**Given request:** Return every line below in which "Сглаживание" appears.

** start Material to process **

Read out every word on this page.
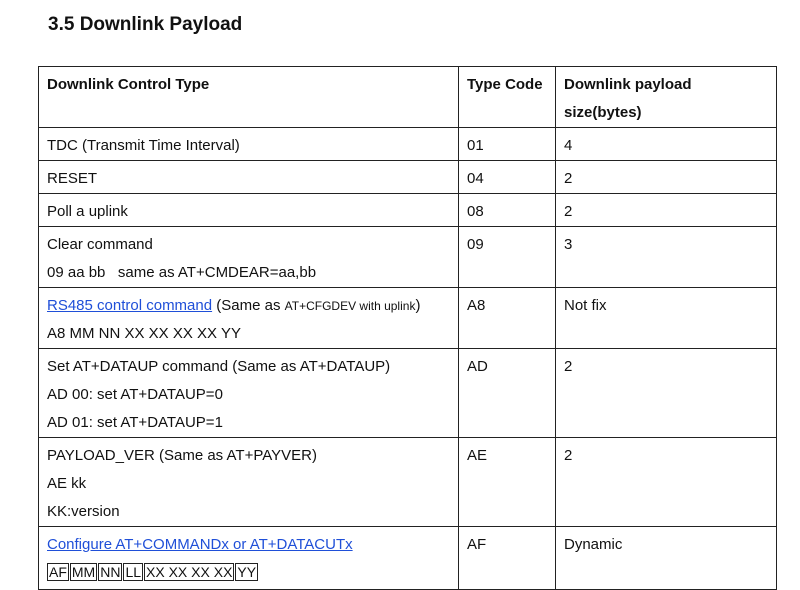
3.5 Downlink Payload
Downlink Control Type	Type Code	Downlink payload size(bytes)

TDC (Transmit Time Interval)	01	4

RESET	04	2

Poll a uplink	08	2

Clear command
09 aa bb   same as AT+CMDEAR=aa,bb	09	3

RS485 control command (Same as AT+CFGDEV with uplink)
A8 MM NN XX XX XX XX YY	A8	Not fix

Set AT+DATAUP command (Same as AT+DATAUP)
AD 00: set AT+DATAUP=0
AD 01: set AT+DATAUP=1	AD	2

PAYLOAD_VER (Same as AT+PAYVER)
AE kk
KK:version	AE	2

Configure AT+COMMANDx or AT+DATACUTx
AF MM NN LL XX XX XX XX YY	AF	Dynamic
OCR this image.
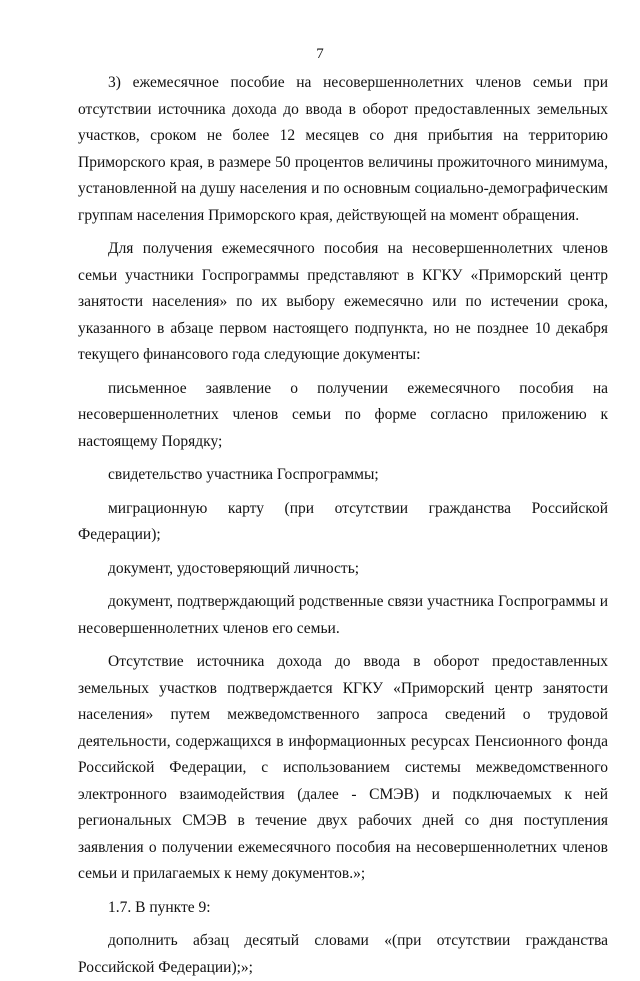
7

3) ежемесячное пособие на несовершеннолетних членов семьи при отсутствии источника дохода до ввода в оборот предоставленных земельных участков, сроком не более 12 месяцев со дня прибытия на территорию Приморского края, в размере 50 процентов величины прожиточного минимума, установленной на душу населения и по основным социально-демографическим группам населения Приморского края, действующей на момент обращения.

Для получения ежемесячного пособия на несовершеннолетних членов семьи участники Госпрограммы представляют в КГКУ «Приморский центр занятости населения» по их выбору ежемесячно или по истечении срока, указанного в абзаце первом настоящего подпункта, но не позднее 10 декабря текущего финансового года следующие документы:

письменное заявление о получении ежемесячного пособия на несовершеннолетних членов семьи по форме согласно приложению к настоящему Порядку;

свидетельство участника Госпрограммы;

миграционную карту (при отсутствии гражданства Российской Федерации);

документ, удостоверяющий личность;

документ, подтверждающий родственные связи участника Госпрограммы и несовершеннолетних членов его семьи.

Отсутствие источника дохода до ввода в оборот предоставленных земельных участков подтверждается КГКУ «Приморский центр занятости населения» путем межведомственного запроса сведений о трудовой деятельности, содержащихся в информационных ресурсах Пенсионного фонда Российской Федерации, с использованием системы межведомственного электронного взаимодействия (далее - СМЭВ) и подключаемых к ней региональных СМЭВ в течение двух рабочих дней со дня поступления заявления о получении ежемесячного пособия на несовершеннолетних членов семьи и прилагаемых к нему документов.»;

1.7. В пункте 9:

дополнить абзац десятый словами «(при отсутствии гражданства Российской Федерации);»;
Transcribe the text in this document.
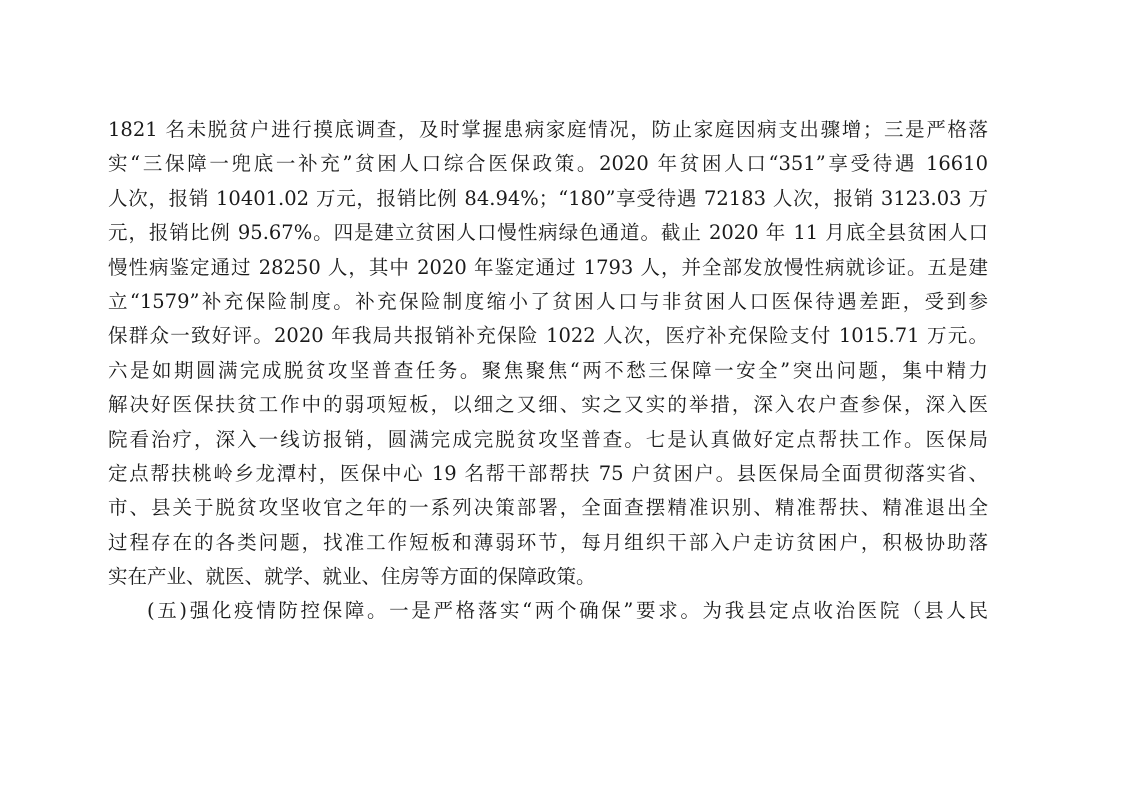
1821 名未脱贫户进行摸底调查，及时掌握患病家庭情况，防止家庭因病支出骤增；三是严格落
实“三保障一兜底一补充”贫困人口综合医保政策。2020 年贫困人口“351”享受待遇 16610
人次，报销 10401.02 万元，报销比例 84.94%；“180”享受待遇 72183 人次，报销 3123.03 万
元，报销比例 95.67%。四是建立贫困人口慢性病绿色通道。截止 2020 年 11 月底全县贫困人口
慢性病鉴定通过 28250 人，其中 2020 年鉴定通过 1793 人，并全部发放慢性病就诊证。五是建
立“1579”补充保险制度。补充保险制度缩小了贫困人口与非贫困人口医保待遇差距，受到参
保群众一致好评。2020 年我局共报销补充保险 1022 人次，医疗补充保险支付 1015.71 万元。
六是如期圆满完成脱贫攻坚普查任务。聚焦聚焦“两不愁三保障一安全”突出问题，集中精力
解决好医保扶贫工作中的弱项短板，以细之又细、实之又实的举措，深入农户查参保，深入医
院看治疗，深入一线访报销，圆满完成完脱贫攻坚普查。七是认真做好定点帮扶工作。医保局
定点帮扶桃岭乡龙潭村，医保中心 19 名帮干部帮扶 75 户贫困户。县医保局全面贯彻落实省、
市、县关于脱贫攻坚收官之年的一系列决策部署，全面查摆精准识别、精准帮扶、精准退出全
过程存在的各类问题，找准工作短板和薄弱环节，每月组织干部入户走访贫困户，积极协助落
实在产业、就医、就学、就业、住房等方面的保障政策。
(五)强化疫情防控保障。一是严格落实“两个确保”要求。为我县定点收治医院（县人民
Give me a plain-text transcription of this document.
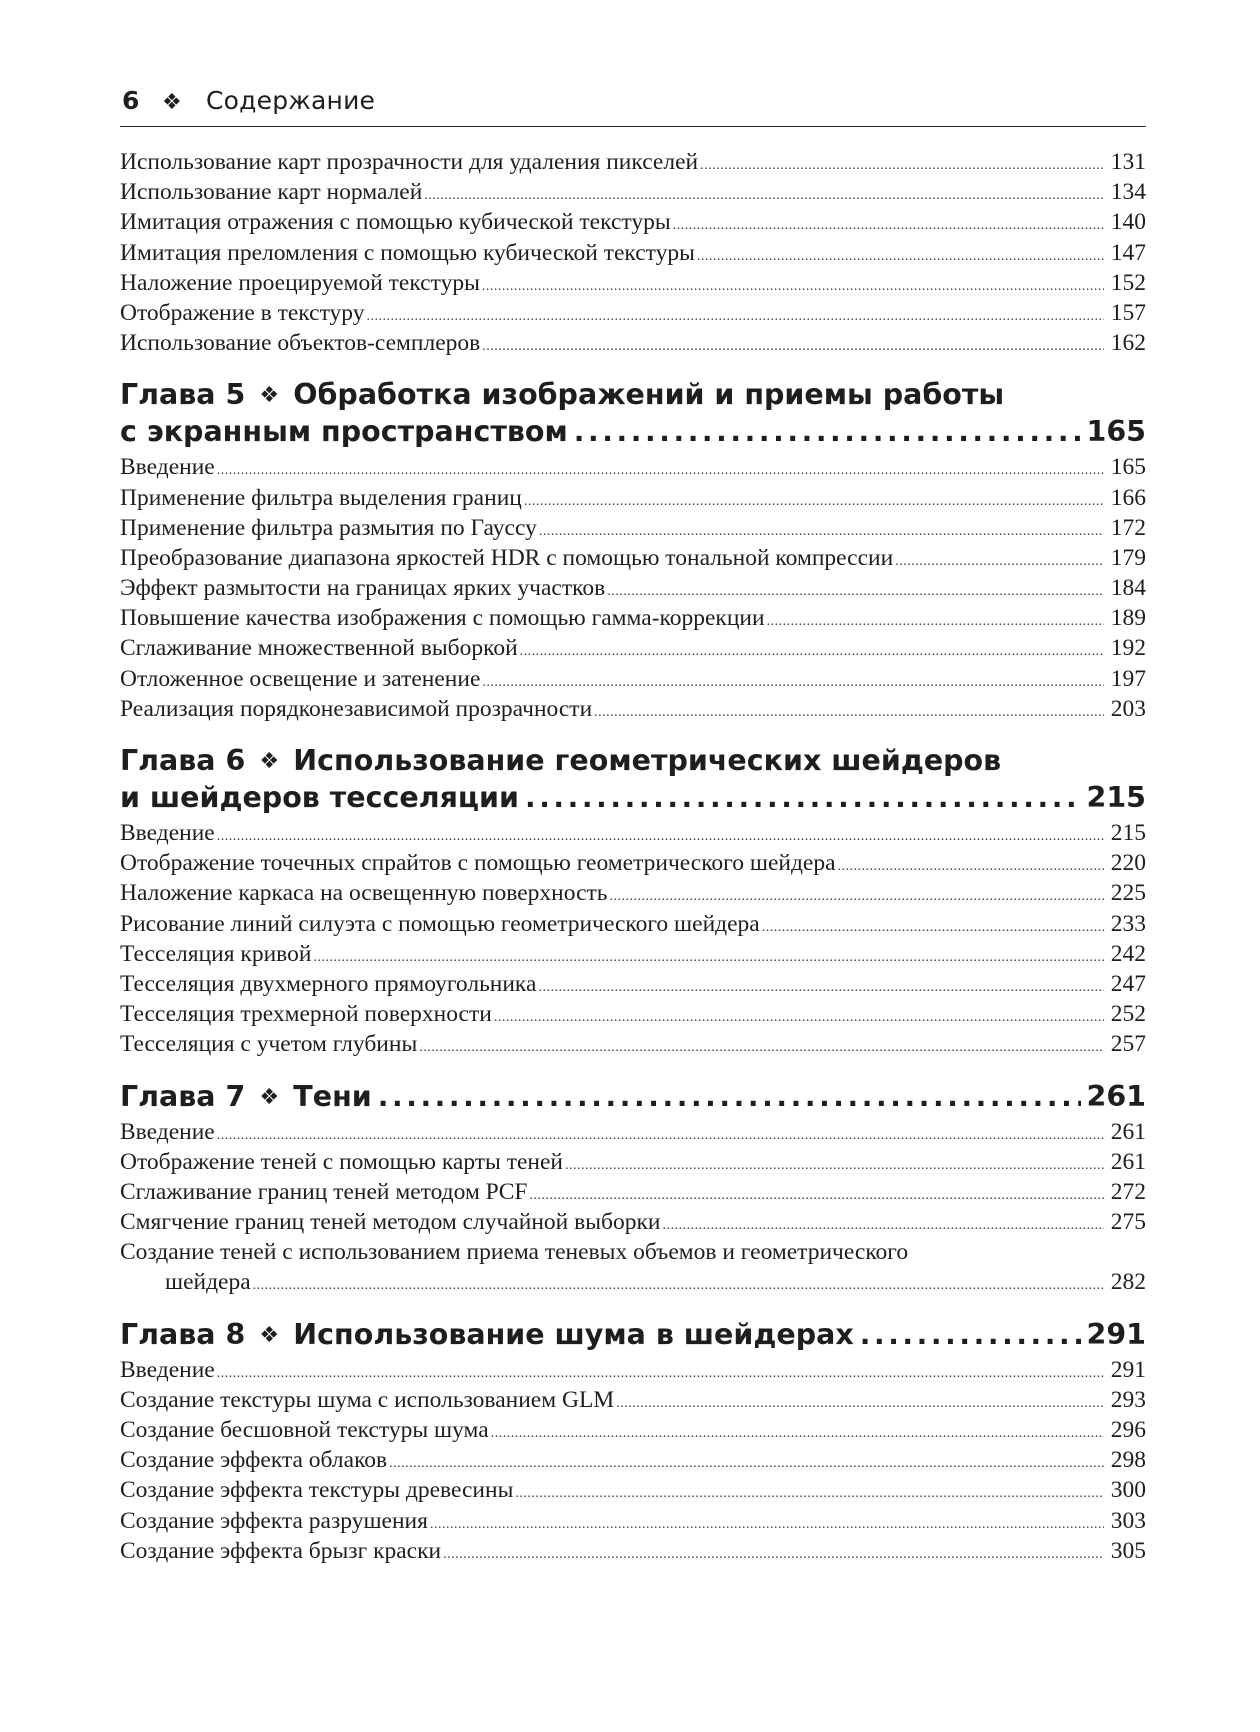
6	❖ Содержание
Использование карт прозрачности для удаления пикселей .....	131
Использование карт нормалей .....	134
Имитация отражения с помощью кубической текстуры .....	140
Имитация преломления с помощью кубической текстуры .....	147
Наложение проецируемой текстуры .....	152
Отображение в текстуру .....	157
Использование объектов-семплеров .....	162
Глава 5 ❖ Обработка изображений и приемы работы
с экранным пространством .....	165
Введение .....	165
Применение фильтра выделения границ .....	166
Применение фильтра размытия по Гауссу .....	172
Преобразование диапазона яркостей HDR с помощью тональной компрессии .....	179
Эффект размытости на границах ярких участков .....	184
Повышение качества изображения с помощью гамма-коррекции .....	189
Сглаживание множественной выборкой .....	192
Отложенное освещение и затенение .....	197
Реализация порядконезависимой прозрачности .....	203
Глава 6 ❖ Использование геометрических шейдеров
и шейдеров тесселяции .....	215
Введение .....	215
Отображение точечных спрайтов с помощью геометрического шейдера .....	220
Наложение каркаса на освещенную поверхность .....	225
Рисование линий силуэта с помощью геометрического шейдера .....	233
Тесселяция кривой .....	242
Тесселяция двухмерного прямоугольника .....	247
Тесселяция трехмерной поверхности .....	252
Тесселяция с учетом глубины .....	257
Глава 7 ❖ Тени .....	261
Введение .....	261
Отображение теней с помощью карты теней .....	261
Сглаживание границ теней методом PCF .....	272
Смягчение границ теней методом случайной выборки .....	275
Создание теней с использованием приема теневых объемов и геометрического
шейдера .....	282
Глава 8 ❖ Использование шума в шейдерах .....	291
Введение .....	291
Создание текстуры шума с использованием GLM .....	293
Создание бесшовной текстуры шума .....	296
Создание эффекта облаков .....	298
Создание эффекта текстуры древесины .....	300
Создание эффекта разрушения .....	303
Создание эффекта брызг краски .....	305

** end Material to process **

**Full answer:**
Сглаживание множественной выборкой .....	192
Сглаживание границ теней методом PCF .....	272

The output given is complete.